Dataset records
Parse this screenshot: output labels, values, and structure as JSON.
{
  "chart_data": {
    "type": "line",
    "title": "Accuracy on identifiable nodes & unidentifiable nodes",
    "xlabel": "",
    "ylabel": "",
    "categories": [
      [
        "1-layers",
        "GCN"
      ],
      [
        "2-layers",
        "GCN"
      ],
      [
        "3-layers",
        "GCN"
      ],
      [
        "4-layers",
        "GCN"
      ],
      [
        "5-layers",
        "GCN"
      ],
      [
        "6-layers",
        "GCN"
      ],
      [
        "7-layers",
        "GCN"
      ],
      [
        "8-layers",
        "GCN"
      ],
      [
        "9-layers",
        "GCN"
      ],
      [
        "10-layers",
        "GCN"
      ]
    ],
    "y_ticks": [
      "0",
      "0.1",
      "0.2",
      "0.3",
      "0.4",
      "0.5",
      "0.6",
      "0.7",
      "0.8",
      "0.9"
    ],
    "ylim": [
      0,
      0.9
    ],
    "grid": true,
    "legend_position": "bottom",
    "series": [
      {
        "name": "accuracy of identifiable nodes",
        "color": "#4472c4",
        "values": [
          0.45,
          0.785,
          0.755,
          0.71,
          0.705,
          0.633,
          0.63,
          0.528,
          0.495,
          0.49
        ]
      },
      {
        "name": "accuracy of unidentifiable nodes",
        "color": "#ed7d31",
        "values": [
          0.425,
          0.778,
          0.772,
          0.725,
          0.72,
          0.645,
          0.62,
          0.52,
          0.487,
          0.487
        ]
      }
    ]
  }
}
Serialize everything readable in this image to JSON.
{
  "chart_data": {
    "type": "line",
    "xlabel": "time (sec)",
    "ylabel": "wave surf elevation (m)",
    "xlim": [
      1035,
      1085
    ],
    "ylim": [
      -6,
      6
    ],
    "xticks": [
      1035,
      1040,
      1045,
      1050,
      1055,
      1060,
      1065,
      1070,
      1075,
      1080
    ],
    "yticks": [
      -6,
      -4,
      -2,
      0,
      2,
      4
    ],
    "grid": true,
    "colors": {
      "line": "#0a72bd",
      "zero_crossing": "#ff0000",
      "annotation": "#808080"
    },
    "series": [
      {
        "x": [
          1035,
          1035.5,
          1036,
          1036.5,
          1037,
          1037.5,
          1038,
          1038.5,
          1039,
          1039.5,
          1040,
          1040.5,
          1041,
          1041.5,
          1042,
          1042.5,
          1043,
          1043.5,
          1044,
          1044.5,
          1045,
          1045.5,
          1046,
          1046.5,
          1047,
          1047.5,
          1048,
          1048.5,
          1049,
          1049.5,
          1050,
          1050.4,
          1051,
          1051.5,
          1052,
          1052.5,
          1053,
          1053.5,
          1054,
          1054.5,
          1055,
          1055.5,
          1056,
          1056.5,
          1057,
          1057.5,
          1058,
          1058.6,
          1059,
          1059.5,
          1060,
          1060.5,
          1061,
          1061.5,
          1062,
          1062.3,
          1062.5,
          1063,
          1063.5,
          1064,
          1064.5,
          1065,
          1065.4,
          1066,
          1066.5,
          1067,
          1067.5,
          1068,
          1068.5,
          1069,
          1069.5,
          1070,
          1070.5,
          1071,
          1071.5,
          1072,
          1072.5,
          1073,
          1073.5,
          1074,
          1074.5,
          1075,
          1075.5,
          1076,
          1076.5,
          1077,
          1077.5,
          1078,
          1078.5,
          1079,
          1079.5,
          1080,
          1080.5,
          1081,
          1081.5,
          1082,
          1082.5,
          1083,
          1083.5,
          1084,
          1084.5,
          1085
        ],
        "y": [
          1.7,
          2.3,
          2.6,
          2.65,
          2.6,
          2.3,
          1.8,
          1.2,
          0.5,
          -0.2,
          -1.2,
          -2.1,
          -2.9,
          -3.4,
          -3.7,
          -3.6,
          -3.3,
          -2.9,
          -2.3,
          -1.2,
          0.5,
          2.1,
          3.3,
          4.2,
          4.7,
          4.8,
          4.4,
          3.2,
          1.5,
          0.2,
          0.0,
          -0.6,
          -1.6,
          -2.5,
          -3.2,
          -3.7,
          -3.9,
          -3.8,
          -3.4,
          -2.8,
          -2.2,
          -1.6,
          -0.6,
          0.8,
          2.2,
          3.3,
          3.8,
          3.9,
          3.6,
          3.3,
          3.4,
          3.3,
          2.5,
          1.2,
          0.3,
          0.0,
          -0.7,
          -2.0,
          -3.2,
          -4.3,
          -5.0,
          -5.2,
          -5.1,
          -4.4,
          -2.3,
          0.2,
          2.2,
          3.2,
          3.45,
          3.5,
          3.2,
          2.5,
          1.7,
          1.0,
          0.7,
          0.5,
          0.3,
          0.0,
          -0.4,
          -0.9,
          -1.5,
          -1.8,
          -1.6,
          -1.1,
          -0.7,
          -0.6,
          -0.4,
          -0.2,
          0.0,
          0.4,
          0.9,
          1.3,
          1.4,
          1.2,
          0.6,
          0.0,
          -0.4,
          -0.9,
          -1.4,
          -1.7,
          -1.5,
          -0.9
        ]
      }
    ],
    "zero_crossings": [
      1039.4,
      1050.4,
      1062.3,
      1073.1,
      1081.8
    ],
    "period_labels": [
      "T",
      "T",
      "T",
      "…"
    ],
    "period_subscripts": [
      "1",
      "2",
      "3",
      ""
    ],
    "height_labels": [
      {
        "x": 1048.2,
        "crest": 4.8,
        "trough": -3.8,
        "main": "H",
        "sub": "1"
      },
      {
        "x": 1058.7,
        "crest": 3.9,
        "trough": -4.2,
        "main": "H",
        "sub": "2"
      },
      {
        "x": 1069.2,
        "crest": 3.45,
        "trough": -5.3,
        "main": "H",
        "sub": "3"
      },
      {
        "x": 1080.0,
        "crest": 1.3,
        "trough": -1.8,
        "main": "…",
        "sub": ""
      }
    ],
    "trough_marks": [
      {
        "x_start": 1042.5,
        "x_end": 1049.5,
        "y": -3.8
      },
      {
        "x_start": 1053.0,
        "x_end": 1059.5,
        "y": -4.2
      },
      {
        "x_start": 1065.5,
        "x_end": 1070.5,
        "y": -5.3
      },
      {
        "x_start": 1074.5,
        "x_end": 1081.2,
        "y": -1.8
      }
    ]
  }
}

§ Problem details:
Using the data above, copy each line that contains "unidentifiable".

§ Task result:
    "title": "Accuracy on identifiable nodes & unidentifiable nodes",
        "name": "accuracy of unidentifiable nodes",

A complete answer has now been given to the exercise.